## Stored data
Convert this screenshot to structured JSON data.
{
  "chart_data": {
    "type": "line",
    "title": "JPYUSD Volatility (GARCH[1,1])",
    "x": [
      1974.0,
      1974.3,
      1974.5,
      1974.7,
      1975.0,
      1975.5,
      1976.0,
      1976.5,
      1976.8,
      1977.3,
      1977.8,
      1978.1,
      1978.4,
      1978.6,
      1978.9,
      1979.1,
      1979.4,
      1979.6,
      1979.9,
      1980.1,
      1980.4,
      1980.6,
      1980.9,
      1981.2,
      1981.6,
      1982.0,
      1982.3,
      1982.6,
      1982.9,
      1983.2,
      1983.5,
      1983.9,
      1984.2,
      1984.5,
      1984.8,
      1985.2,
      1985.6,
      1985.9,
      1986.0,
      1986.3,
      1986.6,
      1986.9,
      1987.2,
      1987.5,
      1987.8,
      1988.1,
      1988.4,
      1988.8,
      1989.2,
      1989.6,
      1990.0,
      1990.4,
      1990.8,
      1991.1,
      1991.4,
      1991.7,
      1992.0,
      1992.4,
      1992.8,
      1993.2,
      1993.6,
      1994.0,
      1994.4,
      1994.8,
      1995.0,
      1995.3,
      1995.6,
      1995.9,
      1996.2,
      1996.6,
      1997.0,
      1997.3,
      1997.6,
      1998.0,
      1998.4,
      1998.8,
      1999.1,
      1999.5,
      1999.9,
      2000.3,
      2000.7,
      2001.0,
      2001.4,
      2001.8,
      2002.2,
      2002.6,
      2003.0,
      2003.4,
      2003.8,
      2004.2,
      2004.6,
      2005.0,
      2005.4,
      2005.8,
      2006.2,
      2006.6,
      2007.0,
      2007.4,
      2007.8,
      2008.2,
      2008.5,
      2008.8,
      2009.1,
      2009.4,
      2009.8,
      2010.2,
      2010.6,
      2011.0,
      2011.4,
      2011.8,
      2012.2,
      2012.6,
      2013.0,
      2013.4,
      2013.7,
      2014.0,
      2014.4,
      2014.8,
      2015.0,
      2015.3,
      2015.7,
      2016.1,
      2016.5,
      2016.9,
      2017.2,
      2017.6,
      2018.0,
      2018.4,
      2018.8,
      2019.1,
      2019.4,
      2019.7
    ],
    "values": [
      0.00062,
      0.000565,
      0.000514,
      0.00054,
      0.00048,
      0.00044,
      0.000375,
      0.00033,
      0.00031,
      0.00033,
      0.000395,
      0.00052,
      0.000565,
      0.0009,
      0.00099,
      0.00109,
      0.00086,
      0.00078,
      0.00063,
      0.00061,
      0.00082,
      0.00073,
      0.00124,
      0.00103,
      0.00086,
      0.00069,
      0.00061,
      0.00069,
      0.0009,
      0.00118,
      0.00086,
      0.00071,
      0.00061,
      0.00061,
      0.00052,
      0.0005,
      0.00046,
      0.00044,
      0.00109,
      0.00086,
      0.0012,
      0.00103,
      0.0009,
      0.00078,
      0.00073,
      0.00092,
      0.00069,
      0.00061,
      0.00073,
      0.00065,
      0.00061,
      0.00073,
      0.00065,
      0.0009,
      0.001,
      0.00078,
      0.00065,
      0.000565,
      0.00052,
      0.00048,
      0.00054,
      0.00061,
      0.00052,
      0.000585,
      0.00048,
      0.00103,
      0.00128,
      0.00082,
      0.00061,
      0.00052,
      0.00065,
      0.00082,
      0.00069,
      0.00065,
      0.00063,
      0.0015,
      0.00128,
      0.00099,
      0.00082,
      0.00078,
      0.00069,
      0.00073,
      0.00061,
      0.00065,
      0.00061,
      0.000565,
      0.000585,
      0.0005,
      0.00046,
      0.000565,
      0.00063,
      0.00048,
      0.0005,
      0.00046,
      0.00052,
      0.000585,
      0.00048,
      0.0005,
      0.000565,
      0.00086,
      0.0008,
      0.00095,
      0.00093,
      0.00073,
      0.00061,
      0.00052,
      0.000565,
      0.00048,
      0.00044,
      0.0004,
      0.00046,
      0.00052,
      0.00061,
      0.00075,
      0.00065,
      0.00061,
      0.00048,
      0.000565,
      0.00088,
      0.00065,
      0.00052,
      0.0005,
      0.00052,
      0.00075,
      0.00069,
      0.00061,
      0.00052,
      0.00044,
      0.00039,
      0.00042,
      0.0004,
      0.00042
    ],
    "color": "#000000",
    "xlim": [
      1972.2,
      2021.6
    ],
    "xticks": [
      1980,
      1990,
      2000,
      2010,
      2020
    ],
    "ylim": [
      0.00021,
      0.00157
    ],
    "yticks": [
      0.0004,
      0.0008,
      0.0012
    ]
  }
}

## What you will do
Return all of the data exactly as it reads.

## Written solution
Convert this screenshot to structured JSON data.
{
  "chart_data": {
    "type": "line",
    "title": "JPYUSD Volatility (GARCH[1,1])",
    "x": [
      1974.0,
      1974.3,
      1974.5,
      1974.7,
      1975.0,
      1975.5,
      1976.0,
      1976.5,
      1976.8,
      1977.3,
      1977.8,
      1978.1,
      1978.4,
      1978.6,
      1978.9,
      1979.1,
      1979.4,
      1979.6,
      1979.9,
      1980.1,
      1980.4,
      1980.6,
      1980.9,
      1981.2,
      1981.6,
      1982.0,
      1982.3,
      1982.6,
      1982.9,
      1983.2,
      1983.5,
      1983.9,
      1984.2,
      1984.5,
      1984.8,
      1985.2,
      1985.6,
      1985.9,
      1986.0,
      1986.3,
      1986.6,
      1986.9,
      1987.2,
      1987.5,
      1987.8,
      1988.1,
      1988.4,
      1988.8,
      1989.2,
      1989.6,
      1990.0,
      1990.4,
      1990.8,
      1991.1,
      1991.4,
      1991.7,
      1992.0,
      1992.4,
      1992.8,
      1993.2,
      1993.6,
      1994.0,
      1994.4,
      1994.8,
      1995.0,
      1995.3,
      1995.6,
      1995.9,
      1996.2,
      1996.6,
      1997.0,
      1997.3,
      1997.6,
      1998.0,
      1998.4,
      1998.8,
      1999.1,
      1999.5,
      1999.9,
      2000.3,
      2000.7,
      2001.0,
      2001.4,
      2001.8,
      2002.2,
      2002.6,
      2003.0,
      2003.4,
      2003.8,
      2004.2,
      2004.6,
      2005.0,
      2005.4,
      2005.8,
      2006.2,
      2006.6,
      2007.0,
      2007.4,
      2007.8,
      2008.2,
      2008.5,
      2008.8,
      2009.1,
      2009.4,
      2009.8,
      2010.2,
      2010.6,
      2011.0,
      2011.4,
      2011.8,
      2012.2,
      2012.6,
      2013.0,
      2013.4,
      2013.7,
      2014.0,
      2014.4,
      2014.8,
      2015.0,
      2015.3,
      2015.7,
      2016.1,
      2016.5,
      2016.9,
      2017.2,
      2017.6,
      2018.0,
      2018.4,
      2018.8,
      2019.1,
      2019.4,
      2019.7
    ],
    "values": [
      0.00062,
      0.000565,
      0.000514,
      0.00054,
      0.00048,
      0.00044,
      0.000375,
      0.00033,
      0.00031,
      0.00033,
      0.000395,
      0.00052,
      0.000565,
      0.0009,
      0.00099,
      0.00109,
      0.00086,
      0.00078,
      0.00063,
      0.00061,
      0.00082,
      0.00073,
      0.00124,
      0.00103,
      0.00086,
      0.00069,
      0.00061,
      0.00069,
      0.0009,
      0.00118,
      0.00086,
      0.00071,
      0.00061,
      0.00061,
      0.00052,
      0.0005,
      0.00046,
      0.00044,
      0.00109,
      0.00086,
      0.0012,
      0.00103,
      0.0009,
      0.00078,
      0.00073,
      0.00092,
      0.00069,
      0.00061,
      0.00073,
      0.00065,
      0.00061,
      0.00073,
      0.00065,
      0.0009,
      0.001,
      0.00078,
      0.00065,
      0.000565,
      0.00052,
      0.00048,
      0.00054,
      0.00061,
      0.00052,
      0.000585,
      0.00048,
      0.00103,
      0.00128,
      0.00082,
      0.00061,
      0.00052,
      0.00065,
      0.00082,
      0.00069,
      0.00065,
      0.00063,
      0.0015,
      0.00128,
      0.00099,
      0.00082,
      0.00078,
      0.00069,
      0.00073,
      0.00061,
      0.00065,
      0.00061,
      0.000565,
      0.000585,
      0.0005,
      0.00046,
      0.000565,
      0.00063,
      0.00048,
      0.0005,
      0.00046,
      0.00052,
      0.000585,
      0.00048,
      0.0005,
      0.000565,
      0.00086,
      0.0008,
      0.00095,
      0.00093,
      0.00073,
      0.00061,
      0.00052,
      0.000565,
      0.00048,
      0.00044,
      0.0004,
      0.00046,
      0.00052,
      0.00061,
      0.00075,
      0.00065,
      0.00061,
      0.00048,
      0.000565,
      0.00088,
      0.00065,
      0.00052,
      0.0005,
      0.00052,
      0.00075,
      0.00069,
      0.00061,
      0.00052,
      0.00044,
      0.00039,
      0.00042,
      0.0004,
      0.00042
    ],
    "color": "#000000",
    "xlim": [
      1972.2,
      2021.6
    ],
    "xticks": [
      1980,
      1990,
      2000,
      2010,
      2020
    ],
    "ylim": [
      0.00021,
      0.00157
    ],
    "yticks": [
      0.0004,
      0.0008,
      0.0012
    ]
  }
}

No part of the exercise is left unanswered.